▼▼▼

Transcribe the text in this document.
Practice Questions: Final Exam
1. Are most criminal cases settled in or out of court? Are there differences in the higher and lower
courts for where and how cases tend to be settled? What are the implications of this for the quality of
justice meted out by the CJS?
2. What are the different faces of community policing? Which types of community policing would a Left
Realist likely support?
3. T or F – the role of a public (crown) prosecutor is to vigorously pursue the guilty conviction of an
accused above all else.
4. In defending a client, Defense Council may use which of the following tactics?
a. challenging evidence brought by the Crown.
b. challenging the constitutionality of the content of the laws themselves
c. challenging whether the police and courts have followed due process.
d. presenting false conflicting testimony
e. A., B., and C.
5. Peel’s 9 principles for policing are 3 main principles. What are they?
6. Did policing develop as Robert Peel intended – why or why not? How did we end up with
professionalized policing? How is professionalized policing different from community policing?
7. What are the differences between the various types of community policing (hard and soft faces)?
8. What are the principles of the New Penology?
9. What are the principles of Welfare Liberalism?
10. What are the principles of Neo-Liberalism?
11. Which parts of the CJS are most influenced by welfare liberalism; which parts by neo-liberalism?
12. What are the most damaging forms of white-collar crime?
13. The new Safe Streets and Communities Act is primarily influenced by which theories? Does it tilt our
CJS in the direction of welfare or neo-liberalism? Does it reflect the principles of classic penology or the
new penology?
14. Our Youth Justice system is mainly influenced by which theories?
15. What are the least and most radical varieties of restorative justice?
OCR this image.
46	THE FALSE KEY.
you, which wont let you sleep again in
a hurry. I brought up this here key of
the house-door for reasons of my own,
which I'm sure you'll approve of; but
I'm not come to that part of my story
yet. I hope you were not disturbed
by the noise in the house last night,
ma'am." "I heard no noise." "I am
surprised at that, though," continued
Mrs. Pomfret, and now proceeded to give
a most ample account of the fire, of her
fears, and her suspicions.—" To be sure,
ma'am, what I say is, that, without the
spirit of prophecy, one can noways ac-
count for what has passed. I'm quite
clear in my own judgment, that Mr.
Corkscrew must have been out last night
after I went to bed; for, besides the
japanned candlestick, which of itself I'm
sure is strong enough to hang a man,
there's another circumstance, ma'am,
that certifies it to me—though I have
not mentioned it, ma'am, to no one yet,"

▲▲▲

- _Task_: Work through the records line by line and tally those holding "that". Reply with the number alone.

- _Task result_: 5